▶ Collected data
## START
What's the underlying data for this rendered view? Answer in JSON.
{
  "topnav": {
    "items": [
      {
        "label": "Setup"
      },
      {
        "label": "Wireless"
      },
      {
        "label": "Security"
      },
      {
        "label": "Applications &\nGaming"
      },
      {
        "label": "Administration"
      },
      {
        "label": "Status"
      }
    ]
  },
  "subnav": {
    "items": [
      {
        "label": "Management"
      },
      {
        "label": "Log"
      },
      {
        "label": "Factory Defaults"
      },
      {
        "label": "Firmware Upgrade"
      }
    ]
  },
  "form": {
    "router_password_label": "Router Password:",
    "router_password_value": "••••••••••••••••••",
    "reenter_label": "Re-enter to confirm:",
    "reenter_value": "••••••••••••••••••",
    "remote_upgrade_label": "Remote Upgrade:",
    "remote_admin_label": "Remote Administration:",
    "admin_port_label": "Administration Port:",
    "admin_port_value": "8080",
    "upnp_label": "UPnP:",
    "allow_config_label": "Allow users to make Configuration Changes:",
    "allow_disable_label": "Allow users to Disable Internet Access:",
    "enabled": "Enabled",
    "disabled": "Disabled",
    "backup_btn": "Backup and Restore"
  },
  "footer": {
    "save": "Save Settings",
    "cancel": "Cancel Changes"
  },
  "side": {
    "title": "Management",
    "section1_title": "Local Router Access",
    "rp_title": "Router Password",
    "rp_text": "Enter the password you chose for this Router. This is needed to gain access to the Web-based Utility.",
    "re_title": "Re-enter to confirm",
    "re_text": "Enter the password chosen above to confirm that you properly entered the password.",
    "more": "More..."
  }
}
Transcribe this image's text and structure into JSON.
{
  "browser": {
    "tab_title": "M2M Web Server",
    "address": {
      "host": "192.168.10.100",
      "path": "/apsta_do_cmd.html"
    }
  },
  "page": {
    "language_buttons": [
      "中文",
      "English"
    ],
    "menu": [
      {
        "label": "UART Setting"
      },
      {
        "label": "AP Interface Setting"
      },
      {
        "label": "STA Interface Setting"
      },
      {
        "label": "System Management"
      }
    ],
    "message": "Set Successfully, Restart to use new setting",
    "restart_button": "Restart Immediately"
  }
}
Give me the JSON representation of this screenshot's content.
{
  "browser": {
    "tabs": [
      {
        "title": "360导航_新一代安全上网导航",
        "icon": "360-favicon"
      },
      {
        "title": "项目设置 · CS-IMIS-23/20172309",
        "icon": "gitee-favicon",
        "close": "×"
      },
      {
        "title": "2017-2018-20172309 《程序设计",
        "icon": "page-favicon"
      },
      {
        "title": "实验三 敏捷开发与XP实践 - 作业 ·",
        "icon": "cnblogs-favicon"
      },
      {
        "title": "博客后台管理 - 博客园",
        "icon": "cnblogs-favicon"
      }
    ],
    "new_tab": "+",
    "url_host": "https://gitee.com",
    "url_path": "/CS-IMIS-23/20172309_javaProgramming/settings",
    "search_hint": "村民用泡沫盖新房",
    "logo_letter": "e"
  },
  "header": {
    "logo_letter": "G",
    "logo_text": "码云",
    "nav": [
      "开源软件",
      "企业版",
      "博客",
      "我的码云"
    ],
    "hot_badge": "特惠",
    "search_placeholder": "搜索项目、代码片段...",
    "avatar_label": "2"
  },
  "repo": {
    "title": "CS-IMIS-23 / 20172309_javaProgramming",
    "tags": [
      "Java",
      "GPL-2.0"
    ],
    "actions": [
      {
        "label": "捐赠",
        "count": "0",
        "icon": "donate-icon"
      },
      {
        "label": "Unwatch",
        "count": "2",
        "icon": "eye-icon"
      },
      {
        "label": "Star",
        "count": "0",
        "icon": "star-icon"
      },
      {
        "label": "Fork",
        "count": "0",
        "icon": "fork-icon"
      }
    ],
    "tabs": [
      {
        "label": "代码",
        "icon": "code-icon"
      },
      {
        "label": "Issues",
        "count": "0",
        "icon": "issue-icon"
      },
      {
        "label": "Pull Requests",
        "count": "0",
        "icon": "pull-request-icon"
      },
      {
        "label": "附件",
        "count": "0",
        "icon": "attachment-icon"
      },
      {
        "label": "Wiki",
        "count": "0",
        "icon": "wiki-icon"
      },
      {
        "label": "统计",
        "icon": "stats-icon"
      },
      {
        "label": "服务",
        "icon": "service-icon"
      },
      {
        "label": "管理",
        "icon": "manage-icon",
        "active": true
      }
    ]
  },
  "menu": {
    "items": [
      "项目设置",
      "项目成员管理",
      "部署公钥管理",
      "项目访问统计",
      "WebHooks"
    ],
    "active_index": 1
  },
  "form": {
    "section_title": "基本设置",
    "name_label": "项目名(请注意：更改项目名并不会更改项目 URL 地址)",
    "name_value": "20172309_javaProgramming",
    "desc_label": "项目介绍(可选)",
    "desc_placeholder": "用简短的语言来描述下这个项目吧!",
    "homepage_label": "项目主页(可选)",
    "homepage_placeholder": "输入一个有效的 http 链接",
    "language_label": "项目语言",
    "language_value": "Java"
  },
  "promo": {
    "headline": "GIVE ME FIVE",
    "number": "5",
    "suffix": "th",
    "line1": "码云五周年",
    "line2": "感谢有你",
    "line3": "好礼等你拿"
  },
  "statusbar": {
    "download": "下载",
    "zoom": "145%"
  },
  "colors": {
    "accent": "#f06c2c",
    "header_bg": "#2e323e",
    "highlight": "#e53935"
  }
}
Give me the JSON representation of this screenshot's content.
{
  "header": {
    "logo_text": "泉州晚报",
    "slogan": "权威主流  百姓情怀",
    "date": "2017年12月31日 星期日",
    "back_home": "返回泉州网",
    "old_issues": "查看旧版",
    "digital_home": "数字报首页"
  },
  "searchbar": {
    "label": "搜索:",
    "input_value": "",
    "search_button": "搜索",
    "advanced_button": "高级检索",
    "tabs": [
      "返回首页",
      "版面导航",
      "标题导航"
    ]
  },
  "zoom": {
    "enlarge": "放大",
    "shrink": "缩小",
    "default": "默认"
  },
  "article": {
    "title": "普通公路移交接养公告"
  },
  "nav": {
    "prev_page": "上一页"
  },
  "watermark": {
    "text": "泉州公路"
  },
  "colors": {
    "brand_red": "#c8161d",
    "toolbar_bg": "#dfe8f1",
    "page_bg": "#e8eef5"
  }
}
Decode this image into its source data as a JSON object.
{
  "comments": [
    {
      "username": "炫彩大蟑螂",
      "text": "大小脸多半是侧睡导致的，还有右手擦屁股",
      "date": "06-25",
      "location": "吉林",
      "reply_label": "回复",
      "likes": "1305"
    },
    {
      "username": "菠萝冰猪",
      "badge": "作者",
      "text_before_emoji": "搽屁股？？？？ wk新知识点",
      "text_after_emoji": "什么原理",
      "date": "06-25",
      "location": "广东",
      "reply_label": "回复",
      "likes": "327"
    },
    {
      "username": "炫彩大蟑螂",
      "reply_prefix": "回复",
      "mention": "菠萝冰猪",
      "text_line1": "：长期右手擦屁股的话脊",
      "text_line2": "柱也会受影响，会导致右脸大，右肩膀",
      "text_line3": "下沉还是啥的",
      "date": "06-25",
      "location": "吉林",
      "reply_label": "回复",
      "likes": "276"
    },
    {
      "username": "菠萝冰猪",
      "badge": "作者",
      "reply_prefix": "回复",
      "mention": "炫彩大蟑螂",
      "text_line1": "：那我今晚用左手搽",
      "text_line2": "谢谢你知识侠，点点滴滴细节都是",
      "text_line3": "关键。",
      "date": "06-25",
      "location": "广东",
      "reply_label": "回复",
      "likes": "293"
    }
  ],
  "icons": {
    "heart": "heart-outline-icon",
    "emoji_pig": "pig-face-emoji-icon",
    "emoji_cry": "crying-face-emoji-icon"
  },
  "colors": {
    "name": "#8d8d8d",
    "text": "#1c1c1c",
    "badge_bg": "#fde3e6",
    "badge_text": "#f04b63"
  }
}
## END
▶ Directive
Report all lines of the data that include the word "image".

▶ Written response
Transcribe this image's text and structure into JSON.
Decode this image into its source data as a JSON object.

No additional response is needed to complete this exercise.